__SELECTION__
>>>>

Why This Entry Matters
Few words in the New Testament carry more theological weight than “new.”
It appears in phrases like:
- new covenant
- new creation
- new heart
- new self
These are not minor descriptors. They define how Christians understand:
- the relationship between the Old and New Covenants
- what Christ accomplished
- how salvation works
- whether the law is fulfilled, transformed, or still binding
Because of that, explanatory notes dealing with the word “new” carry outsized theological influence. How the word is framed can either preserve the gospel’s clarity—or quietly redirect readers toward an entirely different covenant framework.
This post evaluates the ISR explanatory note on “Renewed” using linguistic, historical, and theological lenses, and then asks a pastoral question:
Does this explanation clarify what Scripture means by “new”—or does it subtly reshape covenant theology in a way Scripture does not support?
What the ISR Note Claims
The ISR explanatory note states, in summary:
- The Greek words neos and kainos are both rendered “new” in most translations
- These words have different meanings
- Kainos derives from a verb meaning “to make new”
- The Hebrew equivalent is ḥadash, meaning “to renew”
- For this reason, ISR renders kainos as “fresh” or “renewed” rather than “new”
On the surface, this appears to be a careful lexical clarification.
In reality, it introduces a major theological reorientation.
Linguistic Evaluation: Do Neos and Kainos Mean “Renewed”?
The ISR note is partially correct—but critically incomplete.
Yes:
- Neos often emphasizes new in time
- Kainos often emphasizes new in kind or quality
But this is where the ISR explanation subtly shifts meaning.
What Kainos Actually Means
Kainos does not mean:
- merely refurbished
- merely restored
- merely returned to a prior state
Rather, it consistently means:
- qualitatively new
- unprecedented
- not previously existing in this form
This is why Scripture speaks of:
- a new covenant (Jer. 31; Heb. 8)
- a new creation (2 Cor. 5:17)
- a new humanity (Eph. 2:15)
These are not “renewed versions” of the old system.
They are eschatological realities inaugurated by Christ.
Rendering kainos as “renewed” narrows its meaning in a way the text does not demand.
Hebrew Background: Does Ḥadash Require “Renewed”?
The appeal to the Hebrew verb ḥadash is also selective.
Yes, ḥadash can mean “renew.”
But it can also mean:
- to bring forth something new
- to initiate something unprecedented
- to act in a fresh, transformative way
Crucially, Jeremiah 31:31 uses ḥadash to describe a covenant that is:
- not like the covenant made at Sinai
- internally written, not externally imposed
- grounded in forgiveness, not repeated sacrifice
The prophet himself insists on discontinuity, not mere renewal.
Thus, appealing to Hebrew background does not rescue the “renewed” reading—it actually challenges it.
Theological Evaluation: Why “Renewed” Changes Everything
This is where the stakes become clear.
Rendering “new covenant” as “renewed covenant” subtly but decisively implies:
- continuity without transformation
- law unchanged in obligation
- covenant structure fundamentally the same
- Christ restoring, not inaugurating
That reading aligns cleanly with Hebrew Roots theology.
But it does not align with the New Testament’s argument—especially in Hebrews.
Hebrews’ Explicit Contrast
Hebrews repeatedly states:
- the old covenant was obsolete (Heb. 8:13)
- the priesthood has changed (Heb. 7:12)

<<<<

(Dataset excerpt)
>>>>

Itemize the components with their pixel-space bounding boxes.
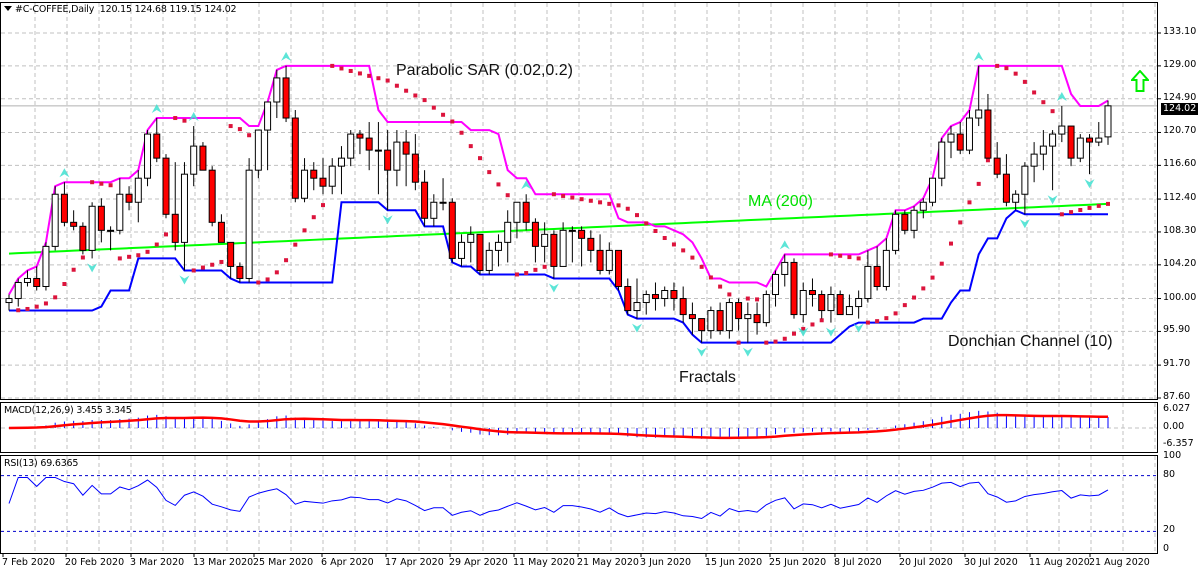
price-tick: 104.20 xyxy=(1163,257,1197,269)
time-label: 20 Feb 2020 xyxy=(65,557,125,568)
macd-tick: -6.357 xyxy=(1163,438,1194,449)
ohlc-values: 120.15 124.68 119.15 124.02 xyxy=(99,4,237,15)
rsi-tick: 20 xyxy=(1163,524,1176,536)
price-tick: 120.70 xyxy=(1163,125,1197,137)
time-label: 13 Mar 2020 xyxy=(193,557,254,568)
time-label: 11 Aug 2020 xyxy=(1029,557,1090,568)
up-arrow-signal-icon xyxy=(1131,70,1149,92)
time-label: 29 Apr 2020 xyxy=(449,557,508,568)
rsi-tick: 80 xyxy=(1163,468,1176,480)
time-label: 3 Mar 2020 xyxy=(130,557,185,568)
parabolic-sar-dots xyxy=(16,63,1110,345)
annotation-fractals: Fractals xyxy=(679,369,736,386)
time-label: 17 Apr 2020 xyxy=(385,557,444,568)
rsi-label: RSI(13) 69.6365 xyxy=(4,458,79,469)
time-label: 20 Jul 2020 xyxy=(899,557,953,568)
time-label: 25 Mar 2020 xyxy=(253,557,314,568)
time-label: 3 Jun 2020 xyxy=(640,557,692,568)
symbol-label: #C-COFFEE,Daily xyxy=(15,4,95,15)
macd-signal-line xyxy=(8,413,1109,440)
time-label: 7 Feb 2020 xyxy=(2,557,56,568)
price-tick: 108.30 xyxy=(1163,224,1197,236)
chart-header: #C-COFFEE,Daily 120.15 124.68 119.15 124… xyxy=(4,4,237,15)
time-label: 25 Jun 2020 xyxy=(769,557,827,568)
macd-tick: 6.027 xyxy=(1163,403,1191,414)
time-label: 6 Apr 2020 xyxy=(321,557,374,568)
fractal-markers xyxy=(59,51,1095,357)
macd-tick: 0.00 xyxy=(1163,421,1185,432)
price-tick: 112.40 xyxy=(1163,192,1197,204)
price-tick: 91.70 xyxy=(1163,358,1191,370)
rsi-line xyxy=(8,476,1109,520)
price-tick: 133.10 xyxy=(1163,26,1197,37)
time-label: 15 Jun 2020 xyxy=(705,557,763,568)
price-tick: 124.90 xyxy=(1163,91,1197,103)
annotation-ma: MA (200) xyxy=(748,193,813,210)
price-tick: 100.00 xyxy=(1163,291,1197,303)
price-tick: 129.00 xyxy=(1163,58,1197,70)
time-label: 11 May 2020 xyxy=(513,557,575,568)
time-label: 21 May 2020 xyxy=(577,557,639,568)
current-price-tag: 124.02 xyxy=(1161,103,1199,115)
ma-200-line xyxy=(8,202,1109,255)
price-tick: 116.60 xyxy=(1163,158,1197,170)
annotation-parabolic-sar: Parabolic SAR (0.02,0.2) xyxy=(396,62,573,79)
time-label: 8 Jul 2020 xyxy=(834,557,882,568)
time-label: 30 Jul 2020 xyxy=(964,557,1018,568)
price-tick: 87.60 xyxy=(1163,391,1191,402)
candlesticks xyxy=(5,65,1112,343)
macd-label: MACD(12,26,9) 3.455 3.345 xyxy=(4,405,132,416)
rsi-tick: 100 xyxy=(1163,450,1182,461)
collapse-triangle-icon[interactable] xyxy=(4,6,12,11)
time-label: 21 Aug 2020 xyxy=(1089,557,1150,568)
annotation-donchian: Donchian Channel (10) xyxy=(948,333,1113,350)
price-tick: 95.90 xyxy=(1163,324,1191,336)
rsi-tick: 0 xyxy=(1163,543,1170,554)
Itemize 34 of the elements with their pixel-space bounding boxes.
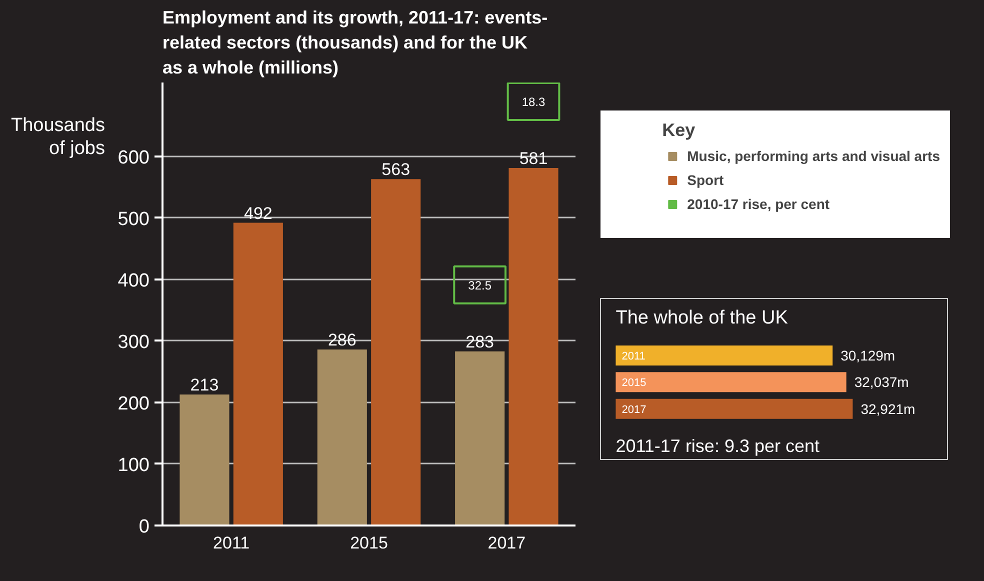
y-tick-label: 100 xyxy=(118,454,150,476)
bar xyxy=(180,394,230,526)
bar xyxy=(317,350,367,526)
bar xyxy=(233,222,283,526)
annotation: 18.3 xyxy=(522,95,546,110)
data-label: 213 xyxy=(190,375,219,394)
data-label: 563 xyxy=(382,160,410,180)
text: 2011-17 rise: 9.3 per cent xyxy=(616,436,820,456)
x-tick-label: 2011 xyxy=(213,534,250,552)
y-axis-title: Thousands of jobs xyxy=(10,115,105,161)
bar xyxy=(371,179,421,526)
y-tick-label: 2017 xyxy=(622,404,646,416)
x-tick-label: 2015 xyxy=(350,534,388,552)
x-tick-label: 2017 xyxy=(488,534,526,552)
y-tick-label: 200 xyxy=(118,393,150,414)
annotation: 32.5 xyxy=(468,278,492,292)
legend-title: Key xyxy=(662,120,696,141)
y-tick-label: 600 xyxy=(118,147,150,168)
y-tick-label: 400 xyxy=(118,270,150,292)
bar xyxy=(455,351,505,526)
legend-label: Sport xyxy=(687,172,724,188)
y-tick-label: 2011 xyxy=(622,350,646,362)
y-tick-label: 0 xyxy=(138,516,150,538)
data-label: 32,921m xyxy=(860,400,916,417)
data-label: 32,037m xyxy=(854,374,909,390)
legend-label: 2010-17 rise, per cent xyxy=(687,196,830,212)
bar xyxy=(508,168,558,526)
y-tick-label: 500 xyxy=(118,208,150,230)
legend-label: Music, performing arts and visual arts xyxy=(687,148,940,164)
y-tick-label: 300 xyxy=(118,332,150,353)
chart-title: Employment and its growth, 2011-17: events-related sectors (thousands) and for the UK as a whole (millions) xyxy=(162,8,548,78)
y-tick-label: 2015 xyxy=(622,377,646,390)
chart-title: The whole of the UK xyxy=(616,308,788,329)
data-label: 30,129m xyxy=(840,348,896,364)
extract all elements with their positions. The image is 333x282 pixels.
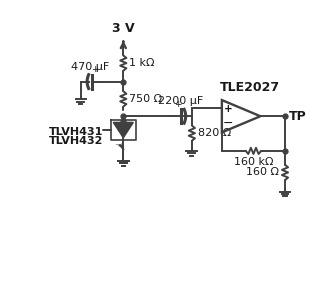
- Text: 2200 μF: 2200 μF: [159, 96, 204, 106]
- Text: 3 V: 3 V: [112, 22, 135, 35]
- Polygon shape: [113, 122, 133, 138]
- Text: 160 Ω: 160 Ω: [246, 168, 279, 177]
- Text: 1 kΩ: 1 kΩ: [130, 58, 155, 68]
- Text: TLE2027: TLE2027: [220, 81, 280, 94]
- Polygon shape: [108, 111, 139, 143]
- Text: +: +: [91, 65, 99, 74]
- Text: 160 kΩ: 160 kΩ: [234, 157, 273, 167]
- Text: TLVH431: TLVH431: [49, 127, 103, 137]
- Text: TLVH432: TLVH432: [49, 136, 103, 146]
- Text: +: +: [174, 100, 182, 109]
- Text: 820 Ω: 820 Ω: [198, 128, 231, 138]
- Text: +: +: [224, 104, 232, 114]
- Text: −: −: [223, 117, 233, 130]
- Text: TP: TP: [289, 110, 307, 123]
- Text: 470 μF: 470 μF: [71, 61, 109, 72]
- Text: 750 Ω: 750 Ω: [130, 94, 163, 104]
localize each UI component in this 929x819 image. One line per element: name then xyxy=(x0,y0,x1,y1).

<<<<
>>>>

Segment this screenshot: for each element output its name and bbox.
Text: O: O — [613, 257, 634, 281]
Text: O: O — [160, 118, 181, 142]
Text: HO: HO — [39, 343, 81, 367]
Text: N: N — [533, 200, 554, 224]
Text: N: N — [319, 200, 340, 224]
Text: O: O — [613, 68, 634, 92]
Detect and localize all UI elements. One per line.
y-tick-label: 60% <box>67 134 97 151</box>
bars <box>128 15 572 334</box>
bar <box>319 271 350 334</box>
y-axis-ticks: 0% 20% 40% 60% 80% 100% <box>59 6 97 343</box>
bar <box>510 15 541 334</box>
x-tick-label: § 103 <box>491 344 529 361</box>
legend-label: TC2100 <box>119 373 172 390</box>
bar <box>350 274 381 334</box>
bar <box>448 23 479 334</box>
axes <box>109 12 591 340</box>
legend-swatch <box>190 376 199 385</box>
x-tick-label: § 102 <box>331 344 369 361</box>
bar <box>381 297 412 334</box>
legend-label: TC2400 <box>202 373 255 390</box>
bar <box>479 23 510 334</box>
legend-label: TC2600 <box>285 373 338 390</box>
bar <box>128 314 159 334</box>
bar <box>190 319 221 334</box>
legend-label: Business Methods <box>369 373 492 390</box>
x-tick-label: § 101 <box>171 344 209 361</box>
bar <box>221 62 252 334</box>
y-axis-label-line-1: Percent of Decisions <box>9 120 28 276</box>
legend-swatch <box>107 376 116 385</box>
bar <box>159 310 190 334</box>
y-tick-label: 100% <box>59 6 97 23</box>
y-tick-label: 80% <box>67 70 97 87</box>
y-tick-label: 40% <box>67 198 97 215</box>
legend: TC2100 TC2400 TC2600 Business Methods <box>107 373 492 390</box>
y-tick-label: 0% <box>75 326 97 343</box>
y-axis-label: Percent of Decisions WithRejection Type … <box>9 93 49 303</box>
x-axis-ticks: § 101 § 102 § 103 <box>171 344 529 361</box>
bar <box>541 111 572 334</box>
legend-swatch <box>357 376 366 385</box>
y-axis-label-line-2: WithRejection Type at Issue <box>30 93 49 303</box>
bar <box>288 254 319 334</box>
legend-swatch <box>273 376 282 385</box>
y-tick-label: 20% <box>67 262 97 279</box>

<<<<

__TASK STATEMENT__
Please answer these questions using the article on the word "new":
(a) What Hebrew word does the ISR note give as the equivalent of kainos?
(b) What does the article say neos often emphasizes?
(c) Which verse in Hebrews is cited for the statement that the old covenant was obsolete?

__RESPONSE TO THIS EXERCISE__
(a) Ḥadash.
(b) New in time.
(c) Hebrews 8:13.